→ The problem
Search the records for the word "但如果给甲造成损害" and pick out every line that has it.
** START Material for this exercise **
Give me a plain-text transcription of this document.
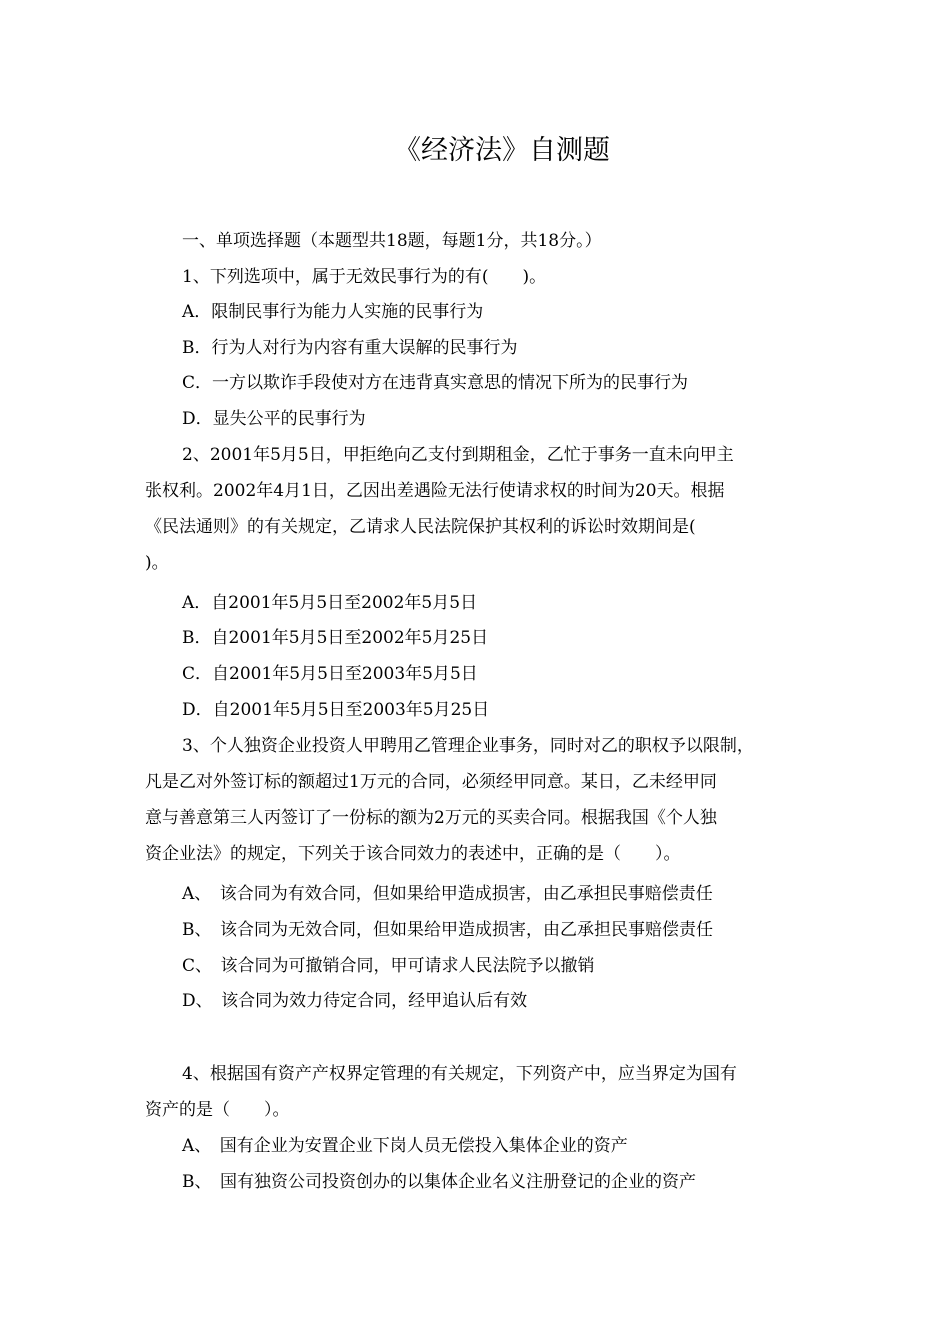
《经济法》自测题
一、单项选择题（本题型共18题，每题1分，共18分。）
1、下列选项中，属于无效民事行为的有(　　)。
A．限制民事行为能力人实施的民事行为
B．行为人对行为内容有重大误解的民事行为
C．一方以欺诈手段使对方在违背真实意思的情况下所为的民事行为
D．显失公平的民事行为
2、2001年5月5日，甲拒绝向乙支付到期租金，乙忙于事务一直未向甲主
张权利。2002年4月1日，乙因出差遇险无法行使请求权的时间为20天。根据
《民法通则》的有关规定，乙请求人民法院保护其权利的诉讼时效期间是(
)。
A．自2001年5月5日至2002年5月5日
B．自2001年5月5日至2002年5月25日
C．自2001年5月5日至2003年5月5日
D．自2001年5月5日至2003年5月25日
3、个人独资企业投资人甲聘用乙管理企业事务，同时对乙的职权予以限制，
凡是乙对外签订标的额超过1万元的合同，必须经甲同意。某日，乙未经甲同
意与善意第三人丙签订了一份标的额为2万元的买卖合同。根据我国《个人独
资企业法》的规定，下列关于该合同效力的表述中，正确的是（　　）。
A、　该合同为有效合同，但如果给甲造成损害，由乙承担民事赔偿责任
B、　该合同为无效合同，但如果给甲造成损害，由乙承担民事赔偿责任
C、　该合同为可撤销合同，甲可请求人民法院予以撤销
D、　该合同为效力待定合同，经甲追认后有效
4、根据国有资产产权界定管理的有关规定，下列资产中，应当界定为国有
资产的是（　　）。
A、　国有企业为安置企业下岗人员无偿投入集体企业的资产
B、　国有独资公司投资创办的以集体企业名义注册登记的企业的资产
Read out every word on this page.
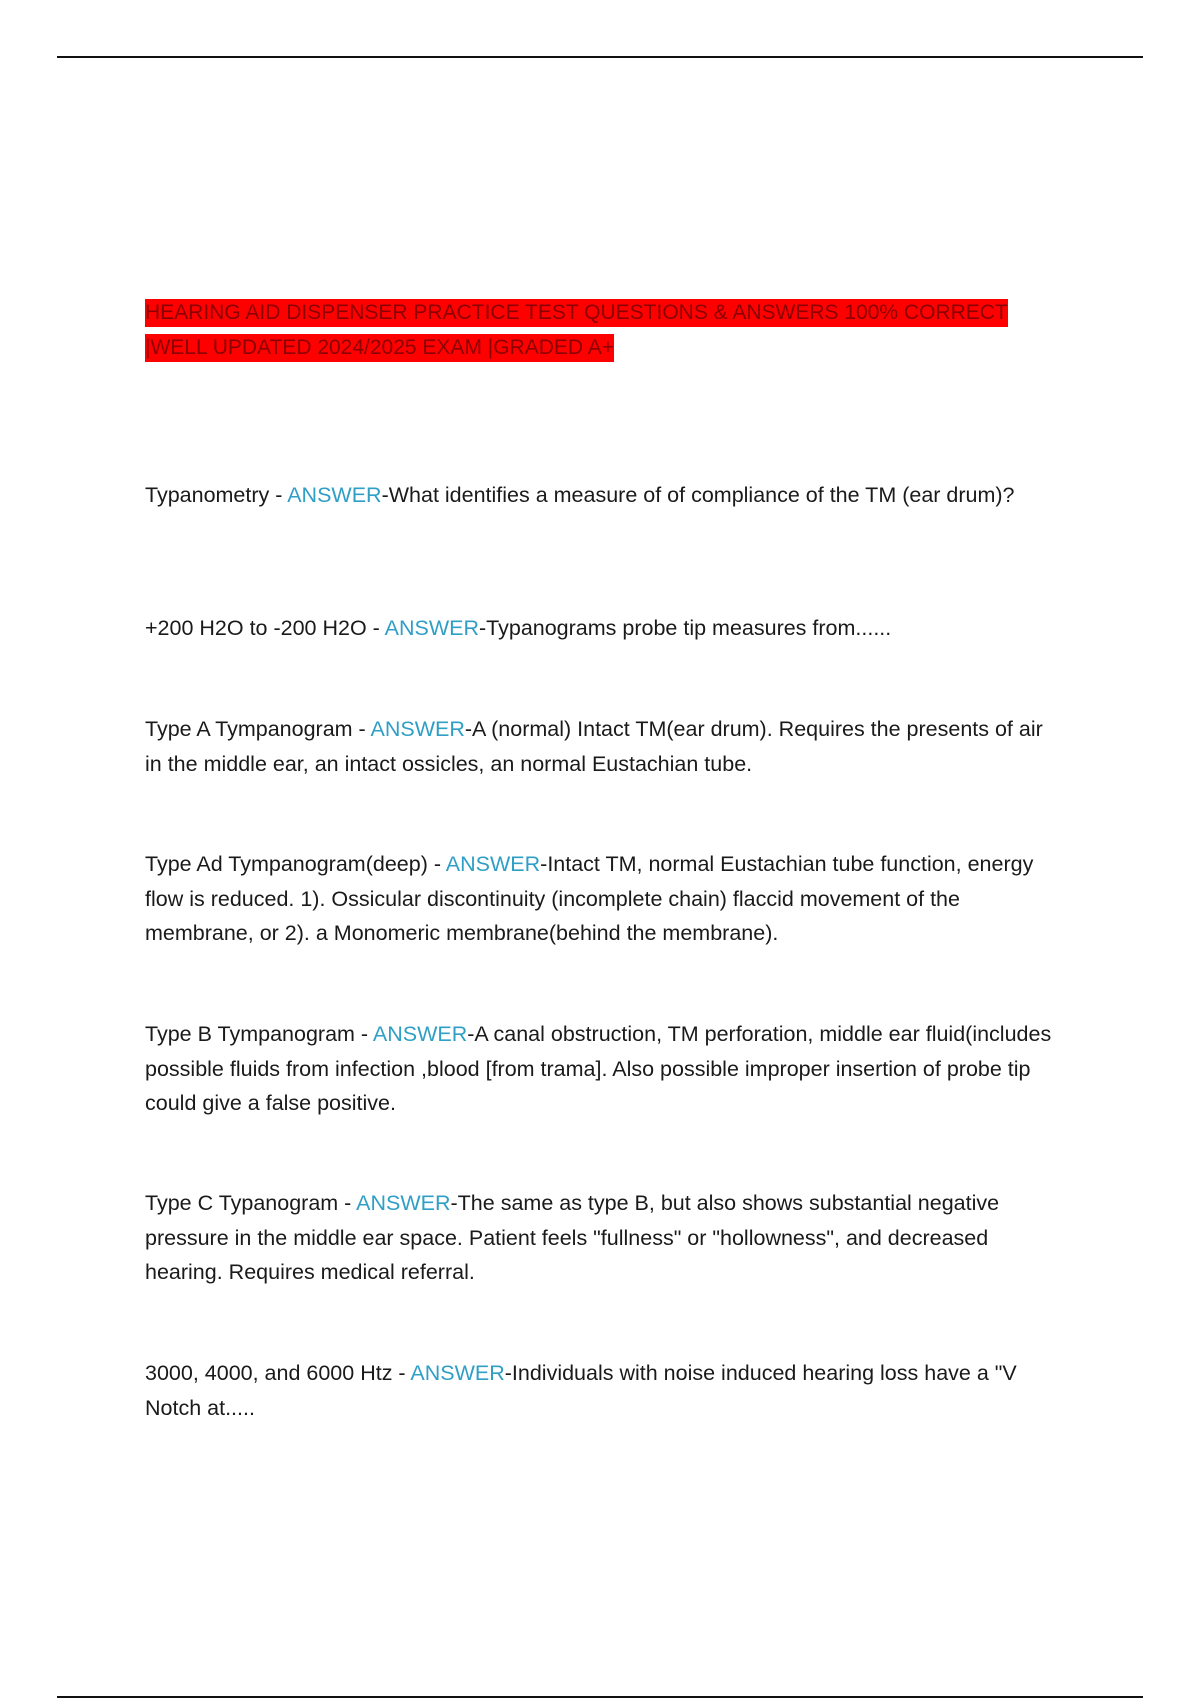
HEARING AID DISPENSER PRACTICE TEST QUESTIONS & ANSWERS 100% CORRECT
|WELL UPDATED 2024/2025 EXAM |GRADED A+
Typanometry - ANSWER-What identifies a measure of of compliance of the TM (ear drum)?
+200 H2O to -200 H2O - ANSWER-Typanograms probe tip measures from......
Type A Tympanogram - ANSWER-A (normal) Intact TM(ear drum). Requires the presents of air in the middle ear, an intact ossicles, an normal Eustachian tube.
Type Ad Tympanogram(deep) - ANSWER-Intact TM, normal Eustachian tube function, energy flow is reduced. 1). Ossicular discontinuity (incomplete chain) flaccid movement of the membrane, or 2). a Monomeric membrane(behind the membrane).
Type B Tympanogram - ANSWER-A canal obstruction, TM perforation, middle ear fluid(includes possible fluids from infection ,blood [from trama]. Also possible improper insertion of probe tip could give a false positive.
Type C Typanogram - ANSWER-The same as type B, but also shows substantial negative pressure in the middle ear space. Patient feels "fullness" or "hollowness", and decreased hearing. Requires medical referral.
3000, 4000, and 6000 Htz - ANSWER-Individuals with noise induced hearing loss have a "V Notch at.....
** END Material for this exercise **
→ Completed exercise
A、　该合同为有效合同，但如果给甲造成损害，由乙承担民事赔偿责任
B、　该合同为无效合同，但如果给甲造成损害，由乙承担民事赔偿责任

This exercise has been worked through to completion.